**Work required**
Give back all the data exactly, line by line.

(Dataset rows about figures)
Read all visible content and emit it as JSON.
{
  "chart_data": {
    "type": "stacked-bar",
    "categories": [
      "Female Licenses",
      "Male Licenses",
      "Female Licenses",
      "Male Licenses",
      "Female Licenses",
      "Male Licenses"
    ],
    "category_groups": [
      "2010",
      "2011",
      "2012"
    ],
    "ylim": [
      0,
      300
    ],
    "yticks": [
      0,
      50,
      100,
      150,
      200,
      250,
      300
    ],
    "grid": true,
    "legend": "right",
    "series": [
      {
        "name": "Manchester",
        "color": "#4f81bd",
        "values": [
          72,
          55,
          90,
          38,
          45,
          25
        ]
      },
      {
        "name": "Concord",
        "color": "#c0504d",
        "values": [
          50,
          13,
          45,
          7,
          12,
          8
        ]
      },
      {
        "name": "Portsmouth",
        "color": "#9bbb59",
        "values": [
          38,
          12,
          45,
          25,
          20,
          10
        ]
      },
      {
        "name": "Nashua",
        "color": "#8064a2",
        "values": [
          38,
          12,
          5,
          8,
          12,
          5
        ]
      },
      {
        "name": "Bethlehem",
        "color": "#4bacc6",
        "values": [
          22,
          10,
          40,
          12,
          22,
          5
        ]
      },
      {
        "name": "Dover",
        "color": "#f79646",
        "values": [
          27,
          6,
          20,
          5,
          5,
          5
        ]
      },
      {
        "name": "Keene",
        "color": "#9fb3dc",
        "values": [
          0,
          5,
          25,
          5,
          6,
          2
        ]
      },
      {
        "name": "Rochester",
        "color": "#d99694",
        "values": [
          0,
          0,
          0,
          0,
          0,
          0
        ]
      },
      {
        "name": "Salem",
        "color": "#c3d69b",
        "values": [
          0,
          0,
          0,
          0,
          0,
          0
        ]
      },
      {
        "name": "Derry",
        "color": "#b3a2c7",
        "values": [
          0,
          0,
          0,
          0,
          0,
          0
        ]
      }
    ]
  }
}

**Correct response**
Read all visible content and emit it as JSON.
{
  "chart_data": {
    "type": "stacked-bar",
    "categories": [
      "Female Licenses",
      "Male Licenses",
      "Female Licenses",
      "Male Licenses",
      "Female Licenses",
      "Male Licenses"
    ],
    "category_groups": [
      "2010",
      "2011",
      "2012"
    ],
    "ylim": [
      0,
      300
    ],
    "yticks": [
      0,
      50,
      100,
      150,
      200,
      250,
      300
    ],
    "grid": true,
    "legend": "right",
    "series": [
      {
        "name": "Manchester",
        "color": "#4f81bd",
        "values": [
          72,
          55,
          90,
          38,
          45,
          25
        ]
      },
      {
        "name": "Concord",
        "color": "#c0504d",
        "values": [
          50,
          13,
          45,
          7,
          12,
          8
        ]
      },
      {
        "name": "Portsmouth",
        "color": "#9bbb59",
        "values": [
          38,
          12,
          45,
          25,
          20,
          10
        ]
      },
      {
        "name": "Nashua",
        "color": "#8064a2",
        "values": [
          38,
          12,
          5,
          8,
          12,
          5
        ]
      },
      {
        "name": "Bethlehem",
        "color": "#4bacc6",
        "values": [
          22,
          10,
          40,
          12,
          22,
          5
        ]
      },
      {
        "name": "Dover",
        "color": "#f79646",
        "values": [
          27,
          6,
          20,
          5,
          5,
          5
        ]
      },
      {
        "name": "Keene",
        "color": "#9fb3dc",
        "values": [
          0,
          5,
          25,
          5,
          6,
          2
        ]
      },
      {
        "name": "Rochester",
        "color": "#d99694",
        "values": [
          0,
          0,
          0,
          0,
          0,
          0
        ]
      },
      {
        "name": "Salem",
        "color": "#c3d69b",
        "values": [
          0,
          0,
          0,
          0,
          0,
          0
        ]
      },
      {
        "name": "Derry",
        "color": "#b3a2c7",
        "values": [
          0,
          0,
          0,
          0,
          0,
          0
        ]
      }
    ]
  }
}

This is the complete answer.